### What is being asked
Copy out the material below in full, but not its images.

### Excerpted records
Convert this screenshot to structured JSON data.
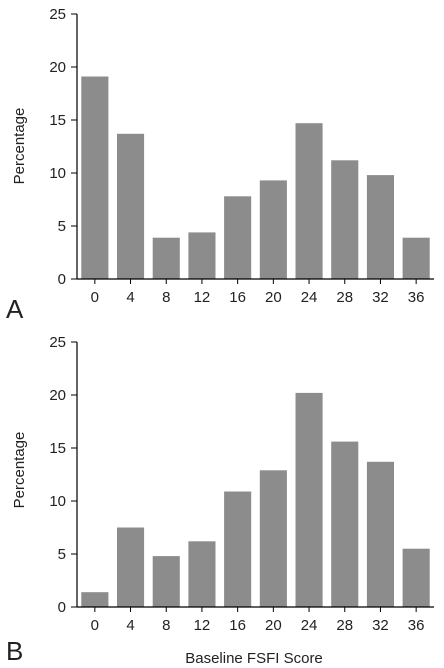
{
  "chart_data": [
    {
      "type": "bar",
      "panel_label": "A",
      "categories": [
        "0",
        "4",
        "8",
        "12",
        "16",
        "20",
        "24",
        "28",
        "32",
        "36"
      ],
      "values": [
        19.1,
        13.7,
        3.9,
        4.4,
        7.8,
        9.3,
        14.7,
        11.2,
        9.8,
        3.9
      ],
      "ylabel": "Percentage",
      "xlabel": "",
      "ylim": [
        0,
        25
      ],
      "yticks": [
        "0",
        "5",
        "10",
        "15",
        "20",
        "25"
      ],
      "grid": false,
      "bar_color": "#8c8c8c"
    },
    {
      "type": "bar",
      "panel_label": "B",
      "categories": [
        "0",
        "4",
        "8",
        "12",
        "16",
        "20",
        "24",
        "28",
        "32",
        "36"
      ],
      "values": [
        1.4,
        7.5,
        4.8,
        6.2,
        10.9,
        12.9,
        20.2,
        15.6,
        13.7,
        5.5
      ],
      "ylabel": "Percentage",
      "xlabel": "Baseline FSFI Score",
      "ylim": [
        0,
        25
      ],
      "yticks": [
        "0",
        "5",
        "10",
        "15",
        "20",
        "25"
      ],
      "grid": false,
      "bar_color": "#8c8c8c"
    }
  ]
}
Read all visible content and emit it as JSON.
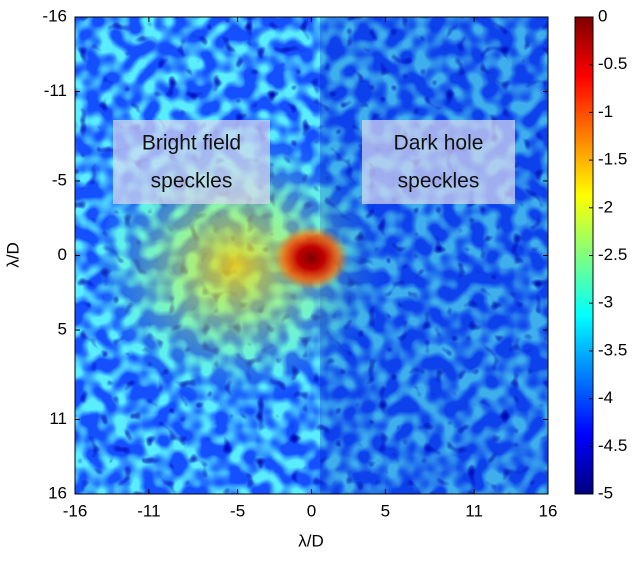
{
  "chart_data": {
    "type": "heatmap",
    "xlabel": "λ/D",
    "ylabel": "λ/D",
    "xlim": [
      -16,
      16
    ],
    "ylim": [
      -16,
      16
    ],
    "y_reversed": true,
    "xticks": [
      -16,
      -11,
      -5,
      0,
      5,
      11,
      16
    ],
    "yticks": [
      -16,
      -11,
      -5,
      0,
      5,
      11,
      16
    ],
    "colorbar": {
      "lim": [
        -5,
        0
      ],
      "ticks": [
        0,
        -0.5,
        -1,
        -1.5,
        -2,
        -2.5,
        -3,
        -3.5,
        -4,
        -4.5,
        -5
      ],
      "colormap": "jet"
    },
    "annotations": [
      {
        "lines": [
          "Bright field",
          "speckles"
        ]
      },
      {
        "lines": [
          "Dark hole",
          "speckles"
        ]
      }
    ]
  }
}
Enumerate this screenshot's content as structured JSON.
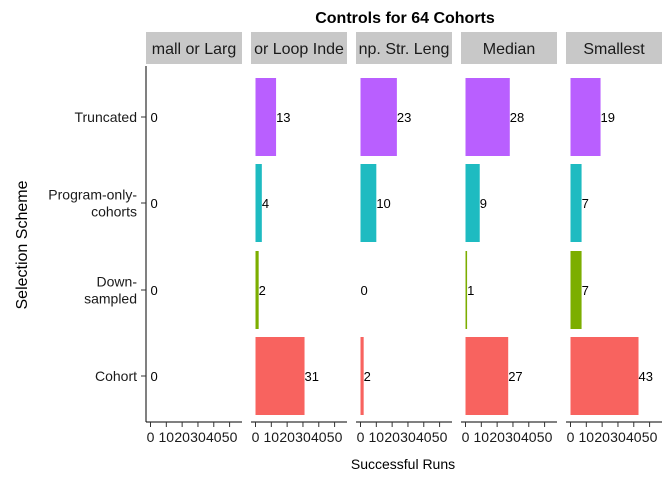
{
  "chart_data": {
    "type": "bar",
    "orientation": "horizontal",
    "title": "Controls for 64 Cohorts",
    "xlabel": "Successful Runs",
    "ylabel": "Selection Scheme",
    "xlim": [
      0,
      55
    ],
    "xticks": [
      "0",
      "10",
      "20",
      "30",
      "40",
      "50"
    ],
    "legend": "none",
    "grid": false,
    "categories": [
      "Truncated",
      "Program-only-cohorts",
      "Down-sampled",
      "Cohort"
    ],
    "category_labels": [
      [
        "Truncated"
      ],
      [
        "Program-only-",
        "cohorts"
      ],
      [
        "Down-",
        "sampled"
      ],
      [
        "Cohort"
      ]
    ],
    "colors": {
      "Truncated": "#B95FFF",
      "Program-only-cohorts": "#1EBBC1",
      "Down-sampled": "#7CAE00",
      "Cohort": "#F8635F",
      "strip": "#C8C8C8"
    },
    "facets": [
      {
        "label": "mall or Larg",
        "values": [
          0,
          0,
          0,
          0
        ]
      },
      {
        "label": "or Loop Inde",
        "values": [
          13,
          4,
          2,
          31
        ]
      },
      {
        "label": "np. Str. Leng",
        "values": [
          23,
          10,
          0,
          2
        ]
      },
      {
        "label": "Median",
        "values": [
          28,
          9,
          1,
          27
        ]
      },
      {
        "label": "Smallest",
        "values": [
          19,
          7,
          7,
          43
        ]
      }
    ]
  }
}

### Result below
Convert this screenshot to structured JSON data.
{
  "chart_data": [
    {
      "type": "bar",
      "panel_label": "A",
      "categories": [
        "0",
        "4",
        "8",
        "12",
        "16",
        "20",
        "24",
        "28",
        "32",
        "36"
      ],
      "values": [
        19.1,
        13.7,
        3.9,
        4.4,
        7.8,
        9.3,
        14.7,
        11.2,
        9.8,
        3.9
      ],
      "ylabel": "Percentage",
      "xlabel": "",
      "ylim": [
        0,
        25
      ],
      "yticks": [
        "0",
        "5",
        "10",
        "15",
        "20",
        "25"
      ],
      "grid": false,
      "bar_color": "#8c8c8c"
    },
    {
      "type": "bar",
      "panel_label": "B",
      "categories": [
        "0",
        "4",
        "8",
        "12",
        "16",
        "20",
        "24",
        "28",
        "32",
        "36"
      ],
      "values": [
        1.4,
        7.5,
        4.8,
        6.2,
        10.9,
        12.9,
        20.2,
        15.6,
        13.7,
        5.5
      ],
      "ylabel": "Percentage",
      "xlabel": "Baseline FSFI Score",
      "ylim": [
        0,
        25
      ],
      "yticks": [
        "0",
        "5",
        "10",
        "15",
        "20",
        "25"
      ],
      "grid": false,
      "bar_color": "#8c8c8c"
    }
  ]
}
Read all visible content and emit it as JSON.
{
  "chart_data": {
    "type": "heatmap",
    "xlabel": "λ/D",
    "ylabel": "λ/D",
    "xlim": [
      -16,
      16
    ],
    "ylim": [
      -16,
      16
    ],
    "y_reversed": true,
    "xticks": [
      -16,
      -11,
      -5,
      0,
      5,
      11,
      16
    ],
    "yticks": [
      -16,
      -11,
      -5,
      0,
      5,
      11,
      16
    ],
    "colorbar": {
      "lim": [
        -5,
        0
      ],
      "ticks": [
        0,
        -0.5,
        -1,
        -1.5,
        -2,
        -2.5,
        -3,
        -3.5,
        -4,
        -4.5,
        -5
      ],
      "colormap": "jet"
    },
    "annotations": [
      {
        "lines": [
          "Bright field",
          "speckles"
        ]
      },
      {
        "lines": [
          "Dark hole",
          "speckles"
        ]
      }
    ]
  }
}
Enumerate this screenshot's content as structured JSON.
{
  "chart_data": {
    "type": "bar",
    "orientation": "horizontal",
    "title": "Controls for 64 Cohorts",
    "xlabel": "Successful Runs",
    "ylabel": "Selection Scheme",
    "xlim": [
      0,
      55
    ],
    "xticks": [
      "0",
      "10",
      "20",
      "30",
      "40",
      "50"
    ],
    "legend": "none",
    "grid": false,
    "categories": [
      "Truncated",
      "Program-only-cohorts",
      "Down-sampled",
      "Cohort"
    ],
    "category_labels": [
      [
        "Truncated"
      ],
      [
        "Program-only-",
        "cohorts"
      ],
      [
        "Down-",
        "sampled"
      ],
      [
        "Cohort"
      ]
    ],
    "colors": {
      "Truncated": "#B95FFF",
      "Program-only-cohorts": "#1EBBC1",
      "Down-sampled": "#7CAE00",
      "Cohort": "#F8635F",
      "strip": "#C8C8C8"
    },
    "facets": [
      {
        "label": "mall or Larg",
        "values": [
          0,
          0,
          0,
          0
        ]
      },
      {
        "label": "or Loop Inde",
        "values": [
          13,
          4,
          2,
          31
        ]
      },
      {
        "label": "np. Str. Leng",
        "values": [
          23,
          10,
          0,
          2
        ]
      },
      {
        "label": "Median",
        "values": [
          28,
          9,
          1,
          27
        ]
      },
      {
        "label": "Smallest",
        "values": [
          19,
          7,
          7,
          43
        ]
      }
    ]
  }
}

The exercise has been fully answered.